Les chroniques de Pierre Vignes- épisode 2

Mais mon incursion livresque, puis pédestre, dans les collines toulonnaises, devait ensuite vivifier mon activité d’enseignant, de chercheur et de vulgarisateur. Je demandai à mon frère Emile Vignes, Ingénieur ONF, alors en poste en Alsace, de transformer les cartes de végétation 2D et en noir et blanc de René Molinier en cartes 3D en couleur (figure 1). Il réussit à relever ce défi au-delà de mes espérances.

végétation du Faron

Une publication commune en fut tirée en 1969, sous la forme d’une plaquette éditée par le CRDP d’Aix-Marseille (Centre Régional de Documentation Pédagogique). Elle fut ensuite reprise dans mon ouvrage « Ecologie et biocénotique » cosigné par Roger Molinier et édité en 1971 par Delachaux et Niestlé (figure 2). On remarquera que la jaquette de ce livre montre au recto et au verso des peuplements pionniers sur roche, faits l’un et l’autre de végétaux archaïques et ras, d’une part en milieu terrestre et d’autre part en milieu marin.

Couverture du livre Ecologie et Biocénotique

Le but était de montrer des similitudes de comportement du vivant dans des environnements dont on a fait croire longtemps qu’ils n’avaient rien de comparable. Pour en revenir à nos maquettes en perspective, elles furent encore réutilisées dans un très bel ouvrage par Jean-Paul Meyruès de l’Académie du Var. Pour mon frère Emile Vignes, ce chantier le prépara quelque peu à son dépaysement de l’Alsace au Var, puisque de 1971 à 1991, il devint à l’ONF Chef du Centre de gestion de Toulon.

En février 1973, la télévision française me sollicita dans le cadre d’une émission de « la France défigurée », série réalisée par Michel Péricard et très appréciée dans les foyers. L’équipe technique se déplaça donc à Toulon et le temps de l’émission fut partagé entre Amy Barré, animatrice d’activités éducatives pour la jeunesse, et mes grands élèves du Lycée Dumont d’Urville. Pour ces derniers deux séquences se succédèrent, au cours desquelles furent reconstituées des séances d’analyse sur le terrain qui avaient existé antérieurement : l’une au Faron, l’autre au petit port Saint- Louis du Mourillon. En effet l’organisation de mon programme d’enseignement sur l’année scolaire faisait la part égale à la terre et à la mer. Cette dualité convenait bien à la ville rebaptisée « Port-la-Montagne » sous la Révolution, pour motif de punition. « La France défigurée » était une série un peu écologique avant l’heure mais elle évoquait surtout des désordres esthétiques en milieu rural ou urbain. L’écologie scientifique avait déjà ses lettres de noblesse dans la sphère savante, mais elle restait inconnue du grand public qui ne la découvrit que grâce au brillant agronome René Dumont, candidat très remarqué à l’élection présidentielle de 1974. Pour l’émission télé, les journalistes choisirent eux-mêmes les élèves interviewés, en fonction de leurs qualités télégéniques. Je découvris avec bonheur que leurs réponses non préparées prouvaient une réelle ouverture et une belle autonomie de la pensée et de l’expression.

======

#### [ÉNONCÉ 1]
Recopiez à l'identique le passage de la chronique qui commence par les mots contenant « Une publication commune » et s'achève sur « en milieu marin. ».
#### [ÉNONCÉ 2]
D'après la chronique, quelle fonction Emile Vignes exerça-t-il à l'ONF de 1971 à 1991 ?
#### [ÉNONCÉ 3]
Relevez toutes les personnes désignées par leur prénom et leur nom dans le corps de la chronique, titre exclu.

======

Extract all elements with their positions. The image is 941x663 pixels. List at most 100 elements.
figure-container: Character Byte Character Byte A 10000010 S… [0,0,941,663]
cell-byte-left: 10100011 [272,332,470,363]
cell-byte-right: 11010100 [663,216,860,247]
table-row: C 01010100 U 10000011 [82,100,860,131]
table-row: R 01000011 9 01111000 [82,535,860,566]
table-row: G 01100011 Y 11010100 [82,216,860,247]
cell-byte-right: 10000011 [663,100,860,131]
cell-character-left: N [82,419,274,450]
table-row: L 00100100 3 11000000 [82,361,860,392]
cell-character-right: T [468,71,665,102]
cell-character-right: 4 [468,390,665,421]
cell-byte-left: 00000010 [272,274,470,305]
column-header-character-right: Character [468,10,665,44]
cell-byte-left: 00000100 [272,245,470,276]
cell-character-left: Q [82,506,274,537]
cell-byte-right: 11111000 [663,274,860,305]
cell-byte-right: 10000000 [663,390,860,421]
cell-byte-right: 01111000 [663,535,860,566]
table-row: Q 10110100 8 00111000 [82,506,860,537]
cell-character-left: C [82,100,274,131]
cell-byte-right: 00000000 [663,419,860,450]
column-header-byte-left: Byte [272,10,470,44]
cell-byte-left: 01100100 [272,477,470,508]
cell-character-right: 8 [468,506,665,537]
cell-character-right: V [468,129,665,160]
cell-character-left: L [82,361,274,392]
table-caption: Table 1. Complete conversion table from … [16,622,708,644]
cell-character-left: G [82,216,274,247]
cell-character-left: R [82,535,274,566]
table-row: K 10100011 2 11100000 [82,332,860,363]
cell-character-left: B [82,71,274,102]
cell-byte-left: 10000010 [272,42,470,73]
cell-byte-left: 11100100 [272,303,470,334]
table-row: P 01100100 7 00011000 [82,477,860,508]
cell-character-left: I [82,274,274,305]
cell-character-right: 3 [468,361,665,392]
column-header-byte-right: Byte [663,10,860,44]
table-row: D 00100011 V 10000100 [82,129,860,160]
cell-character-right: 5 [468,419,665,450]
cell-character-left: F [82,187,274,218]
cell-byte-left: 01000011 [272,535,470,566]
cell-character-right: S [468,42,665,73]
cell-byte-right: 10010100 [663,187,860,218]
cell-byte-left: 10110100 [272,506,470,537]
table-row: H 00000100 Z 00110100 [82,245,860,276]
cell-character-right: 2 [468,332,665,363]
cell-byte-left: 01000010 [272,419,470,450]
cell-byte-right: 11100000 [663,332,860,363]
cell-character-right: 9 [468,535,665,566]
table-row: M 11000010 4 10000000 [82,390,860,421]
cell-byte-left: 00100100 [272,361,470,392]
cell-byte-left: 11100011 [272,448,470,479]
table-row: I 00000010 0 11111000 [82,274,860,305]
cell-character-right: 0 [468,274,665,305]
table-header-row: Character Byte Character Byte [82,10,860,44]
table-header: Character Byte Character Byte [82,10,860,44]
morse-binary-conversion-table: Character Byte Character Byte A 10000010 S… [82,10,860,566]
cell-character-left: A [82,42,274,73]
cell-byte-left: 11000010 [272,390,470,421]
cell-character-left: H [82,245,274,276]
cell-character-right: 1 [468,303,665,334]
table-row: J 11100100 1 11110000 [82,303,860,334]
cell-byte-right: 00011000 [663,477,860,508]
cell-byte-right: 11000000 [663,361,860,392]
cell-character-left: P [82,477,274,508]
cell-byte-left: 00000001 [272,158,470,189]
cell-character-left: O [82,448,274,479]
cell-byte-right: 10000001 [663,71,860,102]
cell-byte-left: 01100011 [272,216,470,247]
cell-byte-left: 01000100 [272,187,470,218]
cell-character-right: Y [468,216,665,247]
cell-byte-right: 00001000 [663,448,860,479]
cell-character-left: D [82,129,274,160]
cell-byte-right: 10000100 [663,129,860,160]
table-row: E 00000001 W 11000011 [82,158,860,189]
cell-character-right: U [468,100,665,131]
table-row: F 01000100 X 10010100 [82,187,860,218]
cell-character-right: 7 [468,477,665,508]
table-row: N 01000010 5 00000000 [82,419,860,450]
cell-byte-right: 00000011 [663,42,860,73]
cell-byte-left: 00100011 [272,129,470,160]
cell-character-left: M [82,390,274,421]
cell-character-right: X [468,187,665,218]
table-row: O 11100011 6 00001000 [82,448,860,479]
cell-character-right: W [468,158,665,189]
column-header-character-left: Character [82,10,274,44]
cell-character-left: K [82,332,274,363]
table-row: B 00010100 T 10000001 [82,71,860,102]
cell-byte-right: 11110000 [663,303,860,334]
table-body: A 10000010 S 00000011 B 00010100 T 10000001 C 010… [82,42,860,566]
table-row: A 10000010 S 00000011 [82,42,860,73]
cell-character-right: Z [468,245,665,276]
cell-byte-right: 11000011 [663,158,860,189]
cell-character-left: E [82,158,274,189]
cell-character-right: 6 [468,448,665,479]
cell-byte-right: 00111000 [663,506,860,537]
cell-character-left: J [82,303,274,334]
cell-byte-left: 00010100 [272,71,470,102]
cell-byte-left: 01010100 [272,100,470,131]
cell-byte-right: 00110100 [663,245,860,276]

======

#### [RÉPONSE RÉDIGÉE 1]
Une publication commune en fut tirée en 1969, sous la forme d’une plaquette éditée par le CRDP d’Aix-Marseille (Centre Régional de Documentation Pédagogique). Elle fut ensuite reprise dans mon ouvrage « Ecologie et biocénotique » cosigné par Roger Molinier et édité en 1971 par Delachaux et Niestlé (figure 2). On remarquera que la jaquette de ce livre montre au recto et au verso des peuplements pionniers sur roche, faits l’un et l’autre de végétaux archaïques et ras, d’une part en milieu terrestre et d’autre part en milieu marin.

#### [RÉPONSE RÉDIGÉE 2]
Chef du Centre de gestion de Toulon.

#### [RÉPONSE RÉDIGÉE 3]
- Emile Vignes
- René Molinier
- Roger Molinier
- Jean-Paul Meyruès
- Michel Péricard
- Amy Barré
- René Dumont